• GIVEN TASK: Every line that contains the word "Ekinox" should be copied out.

• GIVEN DATA:

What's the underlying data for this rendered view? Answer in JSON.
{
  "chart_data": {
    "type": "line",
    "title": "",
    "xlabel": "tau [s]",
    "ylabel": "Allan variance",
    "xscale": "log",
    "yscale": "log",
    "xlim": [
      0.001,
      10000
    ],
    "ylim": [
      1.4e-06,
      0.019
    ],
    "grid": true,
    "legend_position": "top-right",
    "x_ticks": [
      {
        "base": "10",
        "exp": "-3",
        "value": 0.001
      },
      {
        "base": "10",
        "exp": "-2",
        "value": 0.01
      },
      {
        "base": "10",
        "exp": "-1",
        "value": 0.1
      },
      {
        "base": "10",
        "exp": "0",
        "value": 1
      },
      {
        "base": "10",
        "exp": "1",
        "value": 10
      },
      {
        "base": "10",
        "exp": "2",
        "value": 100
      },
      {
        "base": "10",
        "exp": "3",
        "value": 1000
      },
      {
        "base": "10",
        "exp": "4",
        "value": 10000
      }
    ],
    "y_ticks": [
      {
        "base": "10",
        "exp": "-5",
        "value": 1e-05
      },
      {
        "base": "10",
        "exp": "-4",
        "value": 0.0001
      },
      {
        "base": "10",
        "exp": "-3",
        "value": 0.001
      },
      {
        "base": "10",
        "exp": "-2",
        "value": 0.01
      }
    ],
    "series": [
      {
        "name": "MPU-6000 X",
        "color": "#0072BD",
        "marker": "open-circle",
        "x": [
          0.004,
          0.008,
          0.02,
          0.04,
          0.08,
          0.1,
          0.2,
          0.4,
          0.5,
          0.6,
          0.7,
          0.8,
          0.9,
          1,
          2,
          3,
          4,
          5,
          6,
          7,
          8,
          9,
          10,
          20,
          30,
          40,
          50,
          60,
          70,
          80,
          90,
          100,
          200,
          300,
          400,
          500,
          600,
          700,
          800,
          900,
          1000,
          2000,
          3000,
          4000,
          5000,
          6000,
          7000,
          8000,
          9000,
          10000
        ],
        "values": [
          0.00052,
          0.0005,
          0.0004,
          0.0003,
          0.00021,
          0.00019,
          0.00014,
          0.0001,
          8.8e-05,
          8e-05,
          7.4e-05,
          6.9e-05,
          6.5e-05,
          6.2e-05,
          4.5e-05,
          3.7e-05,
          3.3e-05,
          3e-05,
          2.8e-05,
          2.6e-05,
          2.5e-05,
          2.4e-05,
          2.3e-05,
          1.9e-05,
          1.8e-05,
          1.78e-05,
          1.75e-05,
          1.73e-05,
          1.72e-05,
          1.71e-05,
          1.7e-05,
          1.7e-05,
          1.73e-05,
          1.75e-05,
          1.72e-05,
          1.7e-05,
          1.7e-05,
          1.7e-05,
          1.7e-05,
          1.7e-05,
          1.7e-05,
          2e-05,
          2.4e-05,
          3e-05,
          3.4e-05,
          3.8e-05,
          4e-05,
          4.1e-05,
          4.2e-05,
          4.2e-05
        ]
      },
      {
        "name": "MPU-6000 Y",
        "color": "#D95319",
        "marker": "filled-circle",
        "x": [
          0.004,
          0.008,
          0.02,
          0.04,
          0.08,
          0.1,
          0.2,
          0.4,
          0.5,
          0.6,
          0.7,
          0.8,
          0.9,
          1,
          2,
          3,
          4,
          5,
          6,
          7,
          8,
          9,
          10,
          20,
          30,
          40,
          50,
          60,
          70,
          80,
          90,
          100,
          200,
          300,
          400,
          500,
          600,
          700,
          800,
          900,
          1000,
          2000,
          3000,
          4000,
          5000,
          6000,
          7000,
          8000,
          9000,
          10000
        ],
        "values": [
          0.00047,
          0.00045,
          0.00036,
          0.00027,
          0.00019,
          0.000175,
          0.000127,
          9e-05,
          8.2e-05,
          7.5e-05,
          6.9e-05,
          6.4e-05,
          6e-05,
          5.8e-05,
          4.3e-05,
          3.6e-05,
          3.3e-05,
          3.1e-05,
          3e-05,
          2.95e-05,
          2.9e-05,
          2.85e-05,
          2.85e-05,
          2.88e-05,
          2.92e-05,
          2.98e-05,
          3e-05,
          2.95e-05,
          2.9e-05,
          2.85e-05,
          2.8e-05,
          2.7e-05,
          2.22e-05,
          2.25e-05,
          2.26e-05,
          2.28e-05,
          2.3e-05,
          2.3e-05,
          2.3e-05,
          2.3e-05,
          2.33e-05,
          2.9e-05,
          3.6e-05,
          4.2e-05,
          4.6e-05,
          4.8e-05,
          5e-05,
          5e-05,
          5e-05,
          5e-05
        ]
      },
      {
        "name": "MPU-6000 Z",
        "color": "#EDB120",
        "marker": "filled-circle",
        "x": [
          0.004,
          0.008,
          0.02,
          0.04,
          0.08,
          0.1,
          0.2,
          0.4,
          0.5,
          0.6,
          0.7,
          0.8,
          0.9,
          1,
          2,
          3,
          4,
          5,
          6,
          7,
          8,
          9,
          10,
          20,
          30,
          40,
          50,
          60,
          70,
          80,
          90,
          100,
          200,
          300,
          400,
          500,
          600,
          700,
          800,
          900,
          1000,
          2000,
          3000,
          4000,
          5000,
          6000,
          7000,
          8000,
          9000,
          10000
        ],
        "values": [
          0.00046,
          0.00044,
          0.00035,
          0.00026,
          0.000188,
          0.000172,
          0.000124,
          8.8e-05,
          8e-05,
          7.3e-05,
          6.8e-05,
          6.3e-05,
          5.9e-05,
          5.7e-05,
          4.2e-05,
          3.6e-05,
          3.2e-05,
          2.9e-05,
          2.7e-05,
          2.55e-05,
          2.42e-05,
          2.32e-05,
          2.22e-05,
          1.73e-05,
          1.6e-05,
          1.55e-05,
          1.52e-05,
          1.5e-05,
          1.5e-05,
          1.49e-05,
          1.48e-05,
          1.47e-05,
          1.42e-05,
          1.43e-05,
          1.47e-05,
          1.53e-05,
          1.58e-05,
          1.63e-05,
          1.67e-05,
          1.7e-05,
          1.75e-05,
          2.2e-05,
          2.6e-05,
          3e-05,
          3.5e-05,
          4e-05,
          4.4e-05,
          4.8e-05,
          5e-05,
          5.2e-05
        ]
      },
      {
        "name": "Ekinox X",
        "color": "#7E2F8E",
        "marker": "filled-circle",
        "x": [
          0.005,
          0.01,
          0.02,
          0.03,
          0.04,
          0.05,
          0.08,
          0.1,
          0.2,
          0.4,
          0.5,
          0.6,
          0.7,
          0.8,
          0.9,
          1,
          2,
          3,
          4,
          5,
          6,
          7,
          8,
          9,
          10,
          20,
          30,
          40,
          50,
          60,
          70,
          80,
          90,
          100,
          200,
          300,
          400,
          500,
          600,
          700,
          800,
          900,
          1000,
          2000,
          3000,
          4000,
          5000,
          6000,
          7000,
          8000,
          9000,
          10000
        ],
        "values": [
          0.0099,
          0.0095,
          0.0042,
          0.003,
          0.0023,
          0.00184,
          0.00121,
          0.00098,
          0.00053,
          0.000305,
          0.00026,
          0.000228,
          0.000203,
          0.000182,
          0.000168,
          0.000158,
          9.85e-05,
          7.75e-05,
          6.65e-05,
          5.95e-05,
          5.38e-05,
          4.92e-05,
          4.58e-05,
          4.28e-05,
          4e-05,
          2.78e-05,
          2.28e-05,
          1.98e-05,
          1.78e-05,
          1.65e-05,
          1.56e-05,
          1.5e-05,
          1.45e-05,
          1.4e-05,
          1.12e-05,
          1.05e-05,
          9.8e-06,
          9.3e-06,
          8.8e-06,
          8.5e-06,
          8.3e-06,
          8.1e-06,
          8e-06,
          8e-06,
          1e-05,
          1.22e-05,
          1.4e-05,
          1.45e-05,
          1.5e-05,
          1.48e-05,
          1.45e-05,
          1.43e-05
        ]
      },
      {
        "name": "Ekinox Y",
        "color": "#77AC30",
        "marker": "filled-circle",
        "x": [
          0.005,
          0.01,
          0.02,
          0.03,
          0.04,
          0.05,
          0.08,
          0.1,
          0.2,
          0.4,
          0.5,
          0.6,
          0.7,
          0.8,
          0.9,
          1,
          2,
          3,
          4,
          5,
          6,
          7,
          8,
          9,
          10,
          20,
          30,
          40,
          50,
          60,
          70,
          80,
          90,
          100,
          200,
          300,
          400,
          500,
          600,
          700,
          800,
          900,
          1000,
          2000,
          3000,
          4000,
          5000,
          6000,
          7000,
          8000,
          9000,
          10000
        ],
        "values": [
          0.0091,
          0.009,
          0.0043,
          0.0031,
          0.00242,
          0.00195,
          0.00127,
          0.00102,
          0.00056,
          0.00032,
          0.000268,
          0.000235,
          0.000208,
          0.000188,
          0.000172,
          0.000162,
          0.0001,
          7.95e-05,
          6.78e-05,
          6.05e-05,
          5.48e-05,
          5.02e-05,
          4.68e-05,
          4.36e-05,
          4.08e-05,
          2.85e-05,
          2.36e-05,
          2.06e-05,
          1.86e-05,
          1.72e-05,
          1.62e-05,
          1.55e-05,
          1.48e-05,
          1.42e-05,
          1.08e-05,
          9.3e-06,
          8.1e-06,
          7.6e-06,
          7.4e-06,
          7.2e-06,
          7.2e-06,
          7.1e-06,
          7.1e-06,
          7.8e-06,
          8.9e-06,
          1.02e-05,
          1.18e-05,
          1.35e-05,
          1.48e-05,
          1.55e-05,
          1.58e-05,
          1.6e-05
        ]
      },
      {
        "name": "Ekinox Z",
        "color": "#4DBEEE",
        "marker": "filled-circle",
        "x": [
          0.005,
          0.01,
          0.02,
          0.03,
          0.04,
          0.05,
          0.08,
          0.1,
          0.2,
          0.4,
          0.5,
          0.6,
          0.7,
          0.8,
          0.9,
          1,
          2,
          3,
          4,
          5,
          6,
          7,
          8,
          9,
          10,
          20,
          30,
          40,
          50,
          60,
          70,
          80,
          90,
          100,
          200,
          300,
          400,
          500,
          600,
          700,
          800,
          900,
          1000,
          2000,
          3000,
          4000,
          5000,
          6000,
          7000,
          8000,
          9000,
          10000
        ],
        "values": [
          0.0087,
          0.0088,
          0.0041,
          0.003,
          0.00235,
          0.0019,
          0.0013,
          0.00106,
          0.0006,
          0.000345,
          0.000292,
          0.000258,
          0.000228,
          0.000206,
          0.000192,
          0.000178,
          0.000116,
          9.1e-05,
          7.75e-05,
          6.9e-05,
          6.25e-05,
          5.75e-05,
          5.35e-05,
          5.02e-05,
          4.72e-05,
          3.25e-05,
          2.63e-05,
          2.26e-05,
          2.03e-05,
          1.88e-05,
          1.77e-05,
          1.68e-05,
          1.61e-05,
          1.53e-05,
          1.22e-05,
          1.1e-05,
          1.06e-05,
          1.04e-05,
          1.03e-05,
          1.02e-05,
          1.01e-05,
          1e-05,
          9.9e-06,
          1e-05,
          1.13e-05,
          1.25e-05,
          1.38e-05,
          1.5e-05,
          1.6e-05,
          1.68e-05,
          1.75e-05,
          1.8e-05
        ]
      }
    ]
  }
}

• FINAL ANSWER:
        "name": "Ekinox X",
        "name": "Ekinox Y",
        "name": "Ekinox Z",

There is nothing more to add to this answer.